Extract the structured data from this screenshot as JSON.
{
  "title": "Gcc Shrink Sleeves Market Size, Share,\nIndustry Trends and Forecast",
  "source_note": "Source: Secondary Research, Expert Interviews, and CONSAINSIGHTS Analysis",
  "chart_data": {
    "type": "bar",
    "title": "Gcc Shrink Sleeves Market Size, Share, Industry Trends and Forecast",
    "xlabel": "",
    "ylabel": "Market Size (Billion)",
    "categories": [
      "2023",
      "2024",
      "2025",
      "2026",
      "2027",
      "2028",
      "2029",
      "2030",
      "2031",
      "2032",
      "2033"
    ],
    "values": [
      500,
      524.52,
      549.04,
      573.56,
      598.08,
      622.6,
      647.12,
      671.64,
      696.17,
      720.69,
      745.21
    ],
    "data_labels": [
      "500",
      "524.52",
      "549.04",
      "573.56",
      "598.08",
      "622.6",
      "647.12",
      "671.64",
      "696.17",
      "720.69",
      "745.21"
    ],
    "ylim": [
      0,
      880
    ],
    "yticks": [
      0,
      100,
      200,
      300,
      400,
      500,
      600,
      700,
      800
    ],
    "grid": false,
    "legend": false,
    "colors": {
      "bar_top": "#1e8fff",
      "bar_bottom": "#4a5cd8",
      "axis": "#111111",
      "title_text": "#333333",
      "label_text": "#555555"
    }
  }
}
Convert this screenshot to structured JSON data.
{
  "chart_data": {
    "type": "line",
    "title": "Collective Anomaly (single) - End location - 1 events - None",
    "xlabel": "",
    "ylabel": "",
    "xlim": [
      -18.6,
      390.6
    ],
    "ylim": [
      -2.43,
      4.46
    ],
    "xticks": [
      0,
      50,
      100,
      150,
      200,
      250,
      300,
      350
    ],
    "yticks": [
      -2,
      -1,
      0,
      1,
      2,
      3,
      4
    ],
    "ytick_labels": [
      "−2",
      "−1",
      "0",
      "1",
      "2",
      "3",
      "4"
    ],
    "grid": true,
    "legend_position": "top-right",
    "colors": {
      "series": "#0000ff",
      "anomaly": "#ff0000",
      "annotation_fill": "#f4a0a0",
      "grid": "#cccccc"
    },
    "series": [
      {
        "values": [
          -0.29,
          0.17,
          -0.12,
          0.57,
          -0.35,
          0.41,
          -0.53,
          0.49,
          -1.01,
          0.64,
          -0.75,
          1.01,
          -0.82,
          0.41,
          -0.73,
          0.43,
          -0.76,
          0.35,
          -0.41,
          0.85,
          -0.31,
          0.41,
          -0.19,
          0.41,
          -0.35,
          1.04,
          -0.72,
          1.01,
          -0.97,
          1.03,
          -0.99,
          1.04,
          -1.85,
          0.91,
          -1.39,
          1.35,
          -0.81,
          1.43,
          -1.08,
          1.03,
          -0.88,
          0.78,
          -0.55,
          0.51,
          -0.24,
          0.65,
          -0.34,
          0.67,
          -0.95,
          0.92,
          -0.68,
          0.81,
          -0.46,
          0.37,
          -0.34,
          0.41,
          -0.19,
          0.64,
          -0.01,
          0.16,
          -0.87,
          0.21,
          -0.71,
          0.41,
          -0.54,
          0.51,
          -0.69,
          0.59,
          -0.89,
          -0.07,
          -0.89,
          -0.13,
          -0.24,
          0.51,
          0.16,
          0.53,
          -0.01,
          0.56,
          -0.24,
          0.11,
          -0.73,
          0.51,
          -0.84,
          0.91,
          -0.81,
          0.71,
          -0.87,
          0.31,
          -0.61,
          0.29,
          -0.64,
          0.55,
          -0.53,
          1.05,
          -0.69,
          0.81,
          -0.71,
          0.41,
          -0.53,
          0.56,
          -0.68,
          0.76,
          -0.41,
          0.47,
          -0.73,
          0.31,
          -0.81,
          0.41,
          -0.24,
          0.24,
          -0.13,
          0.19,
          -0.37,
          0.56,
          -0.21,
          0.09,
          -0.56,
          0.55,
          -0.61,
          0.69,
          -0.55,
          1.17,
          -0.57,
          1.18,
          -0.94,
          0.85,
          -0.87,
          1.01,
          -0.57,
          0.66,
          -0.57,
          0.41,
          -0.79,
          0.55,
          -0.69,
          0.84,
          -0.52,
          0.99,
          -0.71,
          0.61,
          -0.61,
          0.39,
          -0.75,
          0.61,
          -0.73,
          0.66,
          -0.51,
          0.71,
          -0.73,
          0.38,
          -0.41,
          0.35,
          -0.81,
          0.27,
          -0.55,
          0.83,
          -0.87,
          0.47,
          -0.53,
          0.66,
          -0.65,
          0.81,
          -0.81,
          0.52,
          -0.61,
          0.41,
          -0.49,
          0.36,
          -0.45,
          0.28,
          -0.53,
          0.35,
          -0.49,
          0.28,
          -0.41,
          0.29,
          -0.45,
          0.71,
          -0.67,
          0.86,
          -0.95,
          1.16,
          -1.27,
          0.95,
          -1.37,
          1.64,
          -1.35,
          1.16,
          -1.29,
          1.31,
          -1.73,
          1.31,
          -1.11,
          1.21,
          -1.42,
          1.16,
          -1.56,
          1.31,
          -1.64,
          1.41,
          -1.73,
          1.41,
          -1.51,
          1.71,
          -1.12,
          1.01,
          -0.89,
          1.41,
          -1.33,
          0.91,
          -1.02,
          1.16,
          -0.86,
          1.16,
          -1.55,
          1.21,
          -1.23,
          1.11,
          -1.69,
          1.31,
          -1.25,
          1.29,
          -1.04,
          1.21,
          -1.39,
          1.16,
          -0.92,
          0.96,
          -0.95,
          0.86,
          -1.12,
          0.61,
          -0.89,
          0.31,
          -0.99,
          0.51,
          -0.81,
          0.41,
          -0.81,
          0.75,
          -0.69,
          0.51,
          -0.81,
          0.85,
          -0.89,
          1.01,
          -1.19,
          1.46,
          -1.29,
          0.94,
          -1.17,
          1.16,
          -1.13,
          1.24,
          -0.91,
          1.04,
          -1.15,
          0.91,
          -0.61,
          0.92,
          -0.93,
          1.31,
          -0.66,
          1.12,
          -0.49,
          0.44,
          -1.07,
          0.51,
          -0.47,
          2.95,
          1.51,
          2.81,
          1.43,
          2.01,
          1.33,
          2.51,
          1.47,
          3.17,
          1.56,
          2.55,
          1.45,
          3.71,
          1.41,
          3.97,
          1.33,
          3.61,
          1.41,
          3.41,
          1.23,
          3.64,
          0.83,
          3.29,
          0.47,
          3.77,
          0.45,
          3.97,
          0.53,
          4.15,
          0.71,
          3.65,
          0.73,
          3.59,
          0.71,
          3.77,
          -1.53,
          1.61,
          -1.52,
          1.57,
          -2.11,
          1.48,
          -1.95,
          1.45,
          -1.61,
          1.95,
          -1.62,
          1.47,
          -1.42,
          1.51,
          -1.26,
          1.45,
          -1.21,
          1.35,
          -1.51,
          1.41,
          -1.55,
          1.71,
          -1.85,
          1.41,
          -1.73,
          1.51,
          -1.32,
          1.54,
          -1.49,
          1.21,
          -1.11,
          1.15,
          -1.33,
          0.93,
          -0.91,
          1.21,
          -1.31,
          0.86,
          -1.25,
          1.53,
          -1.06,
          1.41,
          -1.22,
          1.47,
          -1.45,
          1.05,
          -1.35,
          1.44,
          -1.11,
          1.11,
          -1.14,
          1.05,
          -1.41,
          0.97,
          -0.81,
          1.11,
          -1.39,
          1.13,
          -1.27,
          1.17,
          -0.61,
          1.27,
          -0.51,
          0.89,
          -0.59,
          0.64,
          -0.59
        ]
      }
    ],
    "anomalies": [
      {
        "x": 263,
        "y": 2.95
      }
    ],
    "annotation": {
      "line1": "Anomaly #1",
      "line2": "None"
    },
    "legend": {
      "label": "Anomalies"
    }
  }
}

_What is needed_. Repeat the records above exactly, leaving none out.

_Solution to the problem_.
Extract the structured data from this screenshot as JSON.
{
  "title": "Gcc Shrink Sleeves Market Size, Share,\nIndustry Trends and Forecast",
  "source_note": "Source: Secondary Research, Expert Interviews, and CONSAINSIGHTS Analysis",
  "chart_data": {
    "type": "bar",
    "title": "Gcc Shrink Sleeves Market Size, Share, Industry Trends and Forecast",
    "xlabel": "",
    "ylabel": "Market Size (Billion)",
    "categories": [
      "2023",
      "2024",
      "2025",
      "2026",
      "2027",
      "2028",
      "2029",
      "2030",
      "2031",
      "2032",
      "2033"
    ],
    "values": [
      500,
      524.52,
      549.04,
      573.56,
      598.08,
      622.6,
      647.12,
      671.64,
      696.17,
      720.69,
      745.21
    ],
    "data_labels": [
      "500",
      "524.52",
      "549.04",
      "573.56",
      "598.08",
      "622.6",
      "647.12",
      "671.64",
      "696.17",
      "720.69",
      "745.21"
    ],
    "ylim": [
      0,
      880
    ],
    "yticks": [
      0,
      100,
      200,
      300,
      400,
      500,
      600,
      700,
      800
    ],
    "grid": false,
    "legend": false,
    "colors": {
      "bar_top": "#1e8fff",
      "bar_bottom": "#4a5cd8",
      "axis": "#111111",
      "title_text": "#333333",
      "label_text": "#555555"
    }
  }
}
Convert this screenshot to structured JSON data.
{
  "chart_data": {
    "type": "line",
    "title": "Collective Anomaly (single) - End location - 1 events - None",
    "xlabel": "",
    "ylabel": "",
    "xlim": [
      -18.6,
      390.6
    ],
    "ylim": [
      -2.43,
      4.46
    ],
    "xticks": [
      0,
      50,
      100,
      150,
      200,
      250,
      300,
      350
    ],
    "yticks": [
      -2,
      -1,
      0,
      1,
      2,
      3,
      4
    ],
    "ytick_labels": [
      "−2",
      "−1",
      "0",
      "1",
      "2",
      "3",
      "4"
    ],
    "grid": true,
    "legend_position": "top-right",
    "colors": {
      "series": "#0000ff",
      "anomaly": "#ff0000",
      "annotation_fill": "#f4a0a0",
      "grid": "#cccccc"
    },
    "series": [
      {
        "values": [
          -0.29,
          0.17,
          -0.12,
          0.57,
          -0.35,
          0.41,
          -0.53,
          0.49,
          -1.01,
          0.64,
          -0.75,
          1.01,
          -0.82,
          0.41,
          -0.73,
          0.43,
          -0.76,
          0.35,
          -0.41,
          0.85,
          -0.31,
          0.41,
          -0.19,
          0.41,
          -0.35,
          1.04,
          -0.72,
          1.01,
          -0.97,
          1.03,
          -0.99,
          1.04,
          -1.85,
          0.91,
          -1.39,
          1.35,
          -0.81,
          1.43,
          -1.08,
          1.03,
          -0.88,
          0.78,
          -0.55,
          0.51,
          -0.24,
          0.65,
          -0.34,
          0.67,
          -0.95,
          0.92,
          -0.68,
          0.81,
          -0.46,
          0.37,
          -0.34,
          0.41,
          -0.19,
          0.64,
          -0.01,
          0.16,
          -0.87,
          0.21,
          -0.71,
          0.41,
          -0.54,
          0.51,
          -0.69,
          0.59,
          -0.89,
          -0.07,
          -0.89,
          -0.13,
          -0.24,
          0.51,
          0.16,
          0.53,
          -0.01,
          0.56,
          -0.24,
          0.11,
          -0.73,
          0.51,
          -0.84,
          0.91,
          -0.81,
          0.71,
          -0.87,
          0.31,
          -0.61,
          0.29,
          -0.64,
          0.55,
          -0.53,
          1.05,
          -0.69,
          0.81,
          -0.71,
          0.41,
          -0.53,
          0.56,
          -0.68,
          0.76,
          -0.41,
          0.47,
          -0.73,
          0.31,
          -0.81,
          0.41,
          -0.24,
          0.24,
          -0.13,
          0.19,
          -0.37,
          0.56,
          -0.21,
          0.09,
          -0.56,
          0.55,
          -0.61,
          0.69,
          -0.55,
          1.17,
          -0.57,
          1.18,
          -0.94,
          0.85,
          -0.87,
          1.01,
          -0.57,
          0.66,
          -0.57,
          0.41,
          -0.79,
          0.55,
          -0.69,
          0.84,
          -0.52,
          0.99,
          -0.71,
          0.61,
          -0.61,
          0.39,
          -0.75,
          0.61,
          -0.73,
          0.66,
          -0.51,
          0.71,
          -0.73,
          0.38,
          -0.41,
          0.35,
          -0.81,
          0.27,
          -0.55,
          0.83,
          -0.87,
          0.47,
          -0.53,
          0.66,
          -0.65,
          0.81,
          -0.81,
          0.52,
          -0.61,
          0.41,
          -0.49,
          0.36,
          -0.45,
          0.28,
          -0.53,
          0.35,
          -0.49,
          0.28,
          -0.41,
          0.29,
          -0.45,
          0.71,
          -0.67,
          0.86,
          -0.95,
          1.16,
          -1.27,
          0.95,
          -1.37,
          1.64,
          -1.35,
          1.16,
          -1.29,
          1.31,
          -1.73,
          1.31,
          -1.11,
          1.21,
          -1.42,
          1.16,
          -1.56,
          1.31,
          -1.64,
          1.41,
          -1.73,
          1.41,
          -1.51,
          1.71,
          -1.12,
          1.01,
          -0.89,
          1.41,
          -1.33,
          0.91,
          -1.02,
          1.16,
          -0.86,
          1.16,
          -1.55,
          1.21,
          -1.23,
          1.11,
          -1.69,
          1.31,
          -1.25,
          1.29,
          -1.04,
          1.21,
          -1.39,
          1.16,
          -0.92,
          0.96,
          -0.95,
          0.86,
          -1.12,
          0.61,
          -0.89,
          0.31,
          -0.99,
          0.51,
          -0.81,
          0.41,
          -0.81,
          0.75,
          -0.69,
          0.51,
          -0.81,
          0.85,
          -0.89,
          1.01,
          -1.19,
          1.46,
          -1.29,
          0.94,
          -1.17,
          1.16,
          -1.13,
          1.24,
          -0.91,
          1.04,
          -1.15,
          0.91,
          -0.61,
          0.92,
          -0.93,
          1.31,
          -0.66,
          1.12,
          -0.49,
          0.44,
          -1.07,
          0.51,
          -0.47,
          2.95,
          1.51,
          2.81,
          1.43,
          2.01,
          1.33,
          2.51,
          1.47,
          3.17,
          1.56,
          2.55,
          1.45,
          3.71,
          1.41,
          3.97,
          1.33,
          3.61,
          1.41,
          3.41,
          1.23,
          3.64,
          0.83,
          3.29,
          0.47,
          3.77,
          0.45,
          3.97,
          0.53,
          4.15,
          0.71,
          3.65,
          0.73,
          3.59,
          0.71,
          3.77,
          -1.53,
          1.61,
          -1.52,
          1.57,
          -2.11,
          1.48,
          -1.95,
          1.45,
          -1.61,
          1.95,
          -1.62,
          1.47,
          -1.42,
          1.51,
          -1.26,
          1.45,
          -1.21,
          1.35,
          -1.51,
          1.41,
          -1.55,
          1.71,
          -1.85,
          1.41,
          -1.73,
          1.51,
          -1.32,
          1.54,
          -1.49,
          1.21,
          -1.11,
          1.15,
          -1.33,
          0.93,
          -0.91,
          1.21,
          -1.31,
          0.86,
          -1.25,
          1.53,
          -1.06,
          1.41,
          -1.22,
          1.47,
          -1.45,
          1.05,
          -1.35,
          1.44,
          -1.11,
          1.11,
          -1.14,
          1.05,
          -1.41,
          0.97,
          -0.81,
          1.11,
          -1.39,
          1.13,
          -1.27,
          1.17,
          -0.61,
          1.27,
          -0.51,
          0.89,
          -0.59,
          0.64,
          -0.59
        ]
      }
    ],
    "anomalies": [
      {
        "x": 263,
        "y": 2.95
      }
    ],
    "annotation": {
      "line1": "Anomaly #1",
      "line2": "None"
    },
    "legend": {
      "label": "Anomalies"
    }
  }
}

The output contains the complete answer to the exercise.